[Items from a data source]

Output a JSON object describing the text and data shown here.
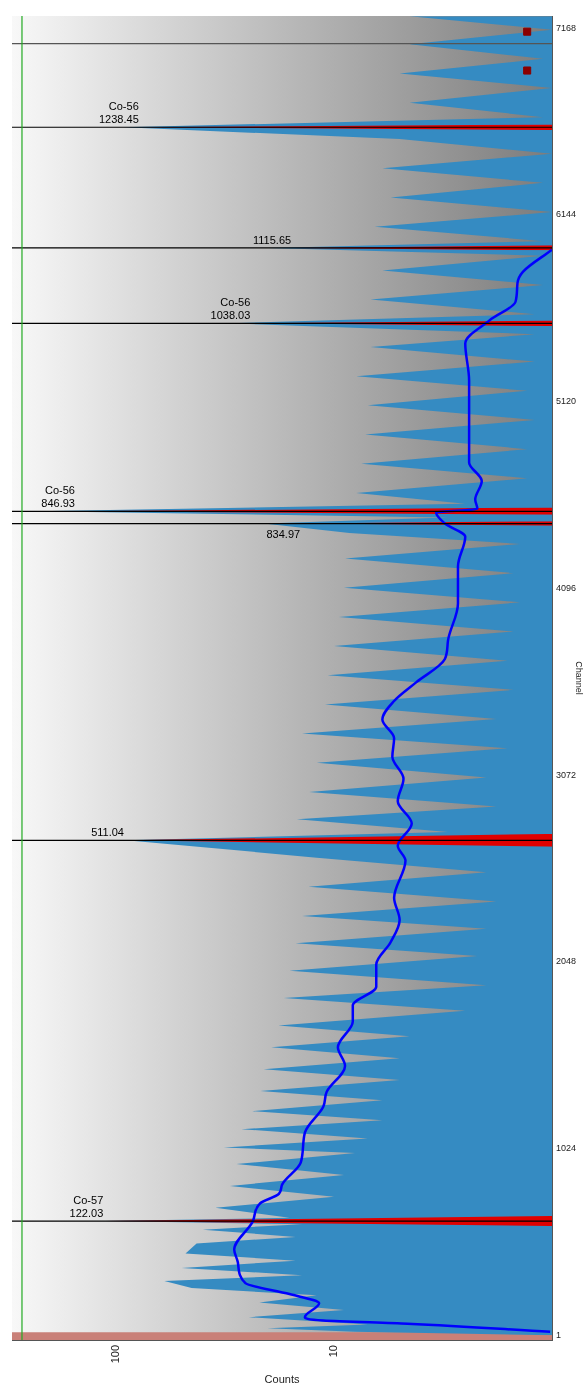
{
  "chart_data": {
    "type": "area",
    "orientation": "horizontal",
    "xlabel": "Counts",
    "ylabel": "Channel",
    "log": "x",
    "grid": false,
    "legend": false,
    "xlim": [
      300,
      1
    ],
    "xticks": [
      10,
      100
    ],
    "ylim": [
      -25,
      7235
    ],
    "yticks": [
      1,
      1024,
      2048,
      3072,
      4096,
      5120,
      6144,
      7168
    ],
    "series": [
      {
        "color": "#358bc2",
        "x": [
          1,
          20,
          40,
          60,
          100,
          140,
          180,
          220,
          260,
          298,
          330,
          370,
          410,
          450,
          504,
          540,
          580,
          610,
          627,
          645,
          700,
          760,
          820,
          880,
          940,
          1000,
          1031,
          1080,
          1131,
          1180,
          1230,
          1290,
          1340,
          1400,
          1460,
          1520,
          1580,
          1640,
          1700,
          1780,
          1850,
          1920,
          2000,
          2080,
          2150,
          2230,
          2300,
          2380,
          2460,
          2540,
          2620,
          2715,
          2760,
          2830,
          2900,
          2980,
          3060,
          3140,
          3220,
          3300,
          3380,
          3460,
          3540,
          3620,
          3700,
          3780,
          3860,
          3940,
          4020,
          4100,
          4180,
          4260,
          4340,
          4400,
          4452,
          4485,
          4519,
          4560,
          4620,
          4700,
          4780,
          4860,
          4940,
          5020,
          5100,
          5180,
          5260,
          5340,
          5420,
          5490,
          5550,
          5600,
          5680,
          5760,
          5840,
          5920,
          5963,
          6000,
          6080,
          6160,
          6240,
          6320,
          6400,
          6480,
          6560,
          6625,
          6680,
          6760,
          6840,
          6920,
          7000,
          7080,
          7160,
          7234
        ],
        "values": [
          1.0,
          8,
          20.2,
          7,
          24.6,
          9,
          22,
          12,
          45,
          60,
          14,
          50,
          15,
          48,
          42.7,
          15,
          40,
          14,
          112,
          16,
          35,
          10,
          30,
          9,
          28,
          8,
          32,
          7,
          26.6,
          6,
          23.7,
          6,
          21.8,
          5,
          21,
          5,
          19.4,
          4.5,
          18,
          2.5,
          17,
          2,
          16,
          2.2,
          15,
          2,
          14,
          1.8,
          13.1,
          2,
          12,
          90,
          3,
          14.8,
          1.8,
          13,
          2,
          12,
          1.6,
          14,
          1.8,
          11,
          1.5,
          10.7,
          1.6,
          10,
          1.5,
          9.5,
          1.4,
          9,
          1.5,
          8.9,
          1.4,
          8.5,
          21,
          3,
          232,
          2.5,
          7.9,
          1.3,
          7.5,
          1.3,
          7.2,
          1.2,
          7,
          1.3,
          7.9,
          1.2,
          6.8,
          1.2,
          29.9,
          1.2,
          6.8,
          1.1,
          6,
          1.1,
          20,
          1.1,
          6.5,
          1.0,
          5.5,
          1.1,
          6,
          1.0,
          5,
          92,
          1.1,
          4.5,
          1.0,
          5,
          1.1,
          4.5,
          1.0,
          4.5
        ]
      },
      {
        "type": "area",
        "color": "#e00000",
        "x": [
          600,
          627,
          655,
          null,
          2680,
          2715,
          2750,
          null,
          4440,
          4452,
          4465,
          null,
          4500,
          4519,
          4540,
          null,
          5535,
          5550,
          5565,
          null,
          5950,
          5963,
          5978,
          null,
          6610,
          6625,
          6640
        ],
        "values": [
          1,
          112,
          1,
          null,
          1,
          90,
          1,
          null,
          1,
          14,
          1,
          null,
          1,
          151,
          1,
          null,
          1,
          23.7,
          1,
          null,
          1,
          15.4,
          1,
          null,
          1,
          77,
          1
        ]
      },
      {
        "type": "line",
        "color": "#0000ff",
        "x": [
          20,
          64,
          82,
          100,
          176,
          227,
          287,
          400,
          471,
          624,
          725,
          776,
          827,
          949,
          1112,
          1254,
          1336,
          1478,
          1580,
          1722,
          1810,
          1912,
          2034,
          2156,
          2278,
          2400,
          2604,
          2685,
          2807,
          2929,
          3052,
          3173,
          3275,
          3377,
          3479,
          3581,
          3709,
          3810,
          4014,
          4217,
          4380,
          4452,
          4512,
          4533,
          4584,
          4685,
          4787,
          5031,
          5235,
          5439,
          5567,
          5668,
          5770,
          5832,
          5953
        ],
        "values": [
          1.02,
          4.6,
          11.2,
          13.6,
          11.7,
          16.0,
          25.5,
          27.6,
          28.7,
          23.6,
          21.8,
          17.9,
          17.3,
          14.2,
          13.6,
          11.2,
          10.8,
          8.9,
          9.6,
          8.2,
          8.2,
          6.4,
          6.4,
          5.5,
          5.0,
          5.3,
          4.7,
          5.1,
          4.4,
          5.1,
          4.8,
          5.4,
          5.3,
          6.0,
          5.3,
          4.2,
          3.1,
          3.0,
          2.7,
          2.7,
          2.5,
          3.1,
          3.4,
          2.2,
          2.25,
          2.1,
          2.4,
          2.4,
          2.4,
          2.5,
          1.93,
          1.47,
          1.44,
          1.36,
          1.0
        ]
      },
      {
        "type": "scatter",
        "color": "#8b0000",
        "marker": "square",
        "x": [
          6936,
          7149
        ],
        "values": [
          1.3,
          1.3
        ]
      }
    ],
    "ref_lines": [
      {
        "axis": "y",
        "value": 627,
        "color": "#000000"
      },
      {
        "axis": "y",
        "value": 2715,
        "color": "#000000"
      },
      {
        "axis": "y",
        "value": 4452,
        "color": "#000000"
      },
      {
        "axis": "y",
        "value": 4519,
        "color": "#000000"
      },
      {
        "axis": "y",
        "value": 5550,
        "color": "#000000"
      },
      {
        "axis": "y",
        "value": 5963,
        "color": "#000000"
      },
      {
        "axis": "y",
        "value": 6625,
        "color": "#000000"
      },
      {
        "axis": "y",
        "value": 7084,
        "color": "#555555"
      },
      {
        "axis": "x",
        "value": 270,
        "color": "#22aa22"
      }
    ],
    "bands": [
      {
        "axis": "y",
        "from": -25,
        "to": 17,
        "color": "#c98078"
      }
    ],
    "annotations": [
      {
        "text": "Co-57\n122.03",
        "x": 112,
        "y": 627
      },
      {
        "text": "511.04",
        "x": 90,
        "y": 2715
      },
      {
        "text": "834.97",
        "x": 14,
        "y": 4452
      },
      {
        "text": "Co-56\n846.93",
        "x": 151,
        "y": 4519
      },
      {
        "text": "Co-56\n1038.03",
        "x": 23.7,
        "y": 5550
      },
      {
        "text": "1115.65",
        "x": 15.4,
        "y": 5963
      },
      {
        "text": "Co-56\n1238.45",
        "x": 77,
        "y": 6625
      }
    ]
  }
}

■ Your instructions:
Copy down every line of the entries containing the word "text".

■ Solution to this problem:
Output a JSON object describing the text and data shown here.
        "text": "Co-57\n122.03",
        "text": "511.04",
        "text": "834.97",
        "text": "Co-56\n846.93",
        "text": "Co-56\n1038.03",
        "text": "1115.65",
        "text": "Co-56\n1238.45",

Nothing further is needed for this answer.